Data entries for graphics:
• • • • • • •

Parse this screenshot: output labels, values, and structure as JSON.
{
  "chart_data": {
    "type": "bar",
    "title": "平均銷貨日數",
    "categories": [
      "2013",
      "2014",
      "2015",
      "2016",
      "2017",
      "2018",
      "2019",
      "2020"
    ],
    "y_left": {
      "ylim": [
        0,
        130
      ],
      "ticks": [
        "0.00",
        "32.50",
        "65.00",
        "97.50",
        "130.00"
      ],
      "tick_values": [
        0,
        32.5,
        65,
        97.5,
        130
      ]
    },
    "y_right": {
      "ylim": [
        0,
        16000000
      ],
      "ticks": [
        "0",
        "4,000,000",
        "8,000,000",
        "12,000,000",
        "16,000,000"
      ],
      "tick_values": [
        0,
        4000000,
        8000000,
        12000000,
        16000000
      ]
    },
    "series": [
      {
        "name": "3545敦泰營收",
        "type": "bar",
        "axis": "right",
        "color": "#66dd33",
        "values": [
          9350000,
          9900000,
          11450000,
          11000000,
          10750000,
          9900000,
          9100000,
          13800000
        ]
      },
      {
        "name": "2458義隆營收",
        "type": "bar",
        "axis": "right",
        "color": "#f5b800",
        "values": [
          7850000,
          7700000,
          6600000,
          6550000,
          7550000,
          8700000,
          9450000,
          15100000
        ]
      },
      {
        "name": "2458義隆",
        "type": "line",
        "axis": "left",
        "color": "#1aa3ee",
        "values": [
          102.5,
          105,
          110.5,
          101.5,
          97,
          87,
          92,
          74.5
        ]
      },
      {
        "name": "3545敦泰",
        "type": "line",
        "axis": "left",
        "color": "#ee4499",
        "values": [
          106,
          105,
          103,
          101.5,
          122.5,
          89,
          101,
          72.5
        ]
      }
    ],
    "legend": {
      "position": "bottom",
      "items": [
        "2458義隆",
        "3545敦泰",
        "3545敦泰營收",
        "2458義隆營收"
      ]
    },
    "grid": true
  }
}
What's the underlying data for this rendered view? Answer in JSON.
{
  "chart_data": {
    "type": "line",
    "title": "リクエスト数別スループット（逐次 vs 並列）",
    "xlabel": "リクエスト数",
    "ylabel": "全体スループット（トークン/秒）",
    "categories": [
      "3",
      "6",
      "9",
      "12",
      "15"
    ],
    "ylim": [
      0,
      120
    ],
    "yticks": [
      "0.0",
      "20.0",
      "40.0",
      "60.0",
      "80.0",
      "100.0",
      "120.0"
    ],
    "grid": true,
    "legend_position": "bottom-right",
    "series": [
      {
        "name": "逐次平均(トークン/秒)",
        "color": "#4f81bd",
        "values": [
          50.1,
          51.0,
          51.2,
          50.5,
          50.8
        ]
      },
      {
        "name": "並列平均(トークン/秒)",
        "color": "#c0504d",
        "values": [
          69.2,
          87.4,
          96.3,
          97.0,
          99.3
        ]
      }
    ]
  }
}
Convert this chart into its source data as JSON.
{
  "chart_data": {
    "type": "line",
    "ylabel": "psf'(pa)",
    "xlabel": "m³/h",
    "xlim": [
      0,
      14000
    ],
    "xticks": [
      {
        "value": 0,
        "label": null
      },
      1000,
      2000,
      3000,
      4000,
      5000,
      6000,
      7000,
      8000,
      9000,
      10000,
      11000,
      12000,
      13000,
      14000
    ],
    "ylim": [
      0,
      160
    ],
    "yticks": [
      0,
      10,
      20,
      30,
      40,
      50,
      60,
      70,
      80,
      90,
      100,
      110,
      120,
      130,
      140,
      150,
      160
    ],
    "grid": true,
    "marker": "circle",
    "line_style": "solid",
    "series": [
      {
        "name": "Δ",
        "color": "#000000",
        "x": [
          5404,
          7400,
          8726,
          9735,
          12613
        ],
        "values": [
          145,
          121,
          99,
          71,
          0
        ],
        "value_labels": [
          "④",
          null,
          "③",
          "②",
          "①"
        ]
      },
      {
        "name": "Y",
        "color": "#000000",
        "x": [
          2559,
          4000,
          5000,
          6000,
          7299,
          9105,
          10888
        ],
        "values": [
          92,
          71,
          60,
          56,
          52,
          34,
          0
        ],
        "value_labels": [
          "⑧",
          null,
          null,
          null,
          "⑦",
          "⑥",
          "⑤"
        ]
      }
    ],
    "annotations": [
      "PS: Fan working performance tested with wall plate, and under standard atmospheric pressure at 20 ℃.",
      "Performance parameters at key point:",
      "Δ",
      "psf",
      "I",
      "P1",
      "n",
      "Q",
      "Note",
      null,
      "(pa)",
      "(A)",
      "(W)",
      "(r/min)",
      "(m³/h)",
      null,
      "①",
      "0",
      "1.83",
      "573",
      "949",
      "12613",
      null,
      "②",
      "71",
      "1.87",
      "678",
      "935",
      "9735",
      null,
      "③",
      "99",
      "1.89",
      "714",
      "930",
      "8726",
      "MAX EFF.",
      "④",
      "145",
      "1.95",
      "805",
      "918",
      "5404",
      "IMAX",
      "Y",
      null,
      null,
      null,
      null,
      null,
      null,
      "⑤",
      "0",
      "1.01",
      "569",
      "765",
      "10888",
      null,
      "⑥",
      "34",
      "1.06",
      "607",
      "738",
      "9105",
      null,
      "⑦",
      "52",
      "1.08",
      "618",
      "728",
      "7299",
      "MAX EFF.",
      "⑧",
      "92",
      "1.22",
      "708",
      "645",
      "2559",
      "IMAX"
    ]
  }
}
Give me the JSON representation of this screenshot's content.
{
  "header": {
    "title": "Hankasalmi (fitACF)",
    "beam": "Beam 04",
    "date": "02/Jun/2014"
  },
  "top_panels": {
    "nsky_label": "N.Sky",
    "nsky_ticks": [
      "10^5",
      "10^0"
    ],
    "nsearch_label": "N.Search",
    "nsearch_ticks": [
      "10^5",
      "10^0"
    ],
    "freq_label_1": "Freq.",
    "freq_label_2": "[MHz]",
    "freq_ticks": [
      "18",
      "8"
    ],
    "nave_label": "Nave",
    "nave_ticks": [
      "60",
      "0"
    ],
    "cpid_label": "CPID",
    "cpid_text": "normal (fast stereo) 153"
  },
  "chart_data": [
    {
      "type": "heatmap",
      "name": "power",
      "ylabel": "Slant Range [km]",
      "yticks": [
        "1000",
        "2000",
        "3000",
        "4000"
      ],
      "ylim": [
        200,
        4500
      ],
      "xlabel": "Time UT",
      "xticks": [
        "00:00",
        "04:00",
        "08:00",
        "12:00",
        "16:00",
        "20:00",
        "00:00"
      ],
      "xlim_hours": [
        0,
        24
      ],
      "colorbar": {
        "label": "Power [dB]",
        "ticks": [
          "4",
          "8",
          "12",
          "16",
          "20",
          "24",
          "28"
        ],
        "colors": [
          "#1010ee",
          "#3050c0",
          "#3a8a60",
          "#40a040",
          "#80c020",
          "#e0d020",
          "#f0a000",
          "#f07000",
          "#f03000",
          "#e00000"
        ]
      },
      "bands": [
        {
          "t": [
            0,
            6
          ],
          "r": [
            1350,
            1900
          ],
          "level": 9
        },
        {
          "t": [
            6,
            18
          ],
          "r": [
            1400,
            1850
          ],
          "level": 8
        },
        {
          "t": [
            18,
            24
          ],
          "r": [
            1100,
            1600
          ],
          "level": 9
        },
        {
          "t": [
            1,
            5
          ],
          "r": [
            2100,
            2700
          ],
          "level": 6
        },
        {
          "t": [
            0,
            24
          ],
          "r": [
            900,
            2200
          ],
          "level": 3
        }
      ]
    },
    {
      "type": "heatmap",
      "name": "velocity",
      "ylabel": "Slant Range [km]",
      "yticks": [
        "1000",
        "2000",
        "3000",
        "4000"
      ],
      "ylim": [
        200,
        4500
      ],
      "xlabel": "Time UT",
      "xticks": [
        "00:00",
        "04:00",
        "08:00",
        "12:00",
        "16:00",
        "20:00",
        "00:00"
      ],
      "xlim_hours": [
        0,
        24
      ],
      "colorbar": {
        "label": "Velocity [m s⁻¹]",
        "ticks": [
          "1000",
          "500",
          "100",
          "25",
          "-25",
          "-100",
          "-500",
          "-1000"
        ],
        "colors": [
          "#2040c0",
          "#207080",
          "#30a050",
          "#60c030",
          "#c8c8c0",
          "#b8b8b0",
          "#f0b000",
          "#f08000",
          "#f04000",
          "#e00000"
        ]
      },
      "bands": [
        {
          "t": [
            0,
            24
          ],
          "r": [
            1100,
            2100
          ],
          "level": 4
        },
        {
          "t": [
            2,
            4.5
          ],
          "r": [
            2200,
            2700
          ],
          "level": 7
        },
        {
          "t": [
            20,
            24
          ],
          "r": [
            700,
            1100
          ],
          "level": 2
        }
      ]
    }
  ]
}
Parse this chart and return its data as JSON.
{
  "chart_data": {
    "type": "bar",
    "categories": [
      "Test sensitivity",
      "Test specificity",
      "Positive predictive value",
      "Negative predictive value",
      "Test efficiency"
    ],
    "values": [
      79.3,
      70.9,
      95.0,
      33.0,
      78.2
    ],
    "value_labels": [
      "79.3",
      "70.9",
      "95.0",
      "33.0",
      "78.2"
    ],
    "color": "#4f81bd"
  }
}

• • • • • • •

→ Written exercise: Copy out the lines starting at the one containing "Parse this chart and return its data as JSON." and ending with the last line of the entries. Include nothing else.

→ Solution to the exercise:
Parse this chart and return its data as JSON.
{
  "chart_data": {
    "type": "bar",
    "categories": [
      "Test sensitivity",
      "Test specificity",
      "Positive predictive value",
      "Negative predictive value",
      "Test efficiency"
    ],
    "values": [
      79.3,
      70.9,
      95.0,
      33.0,
      78.2
    ],
    "value_labels": [
      "79.3",
      "70.9",
      "95.0",
      "33.0",
      "78.2"
    ],
    "color": "#4f81bd"
  }
}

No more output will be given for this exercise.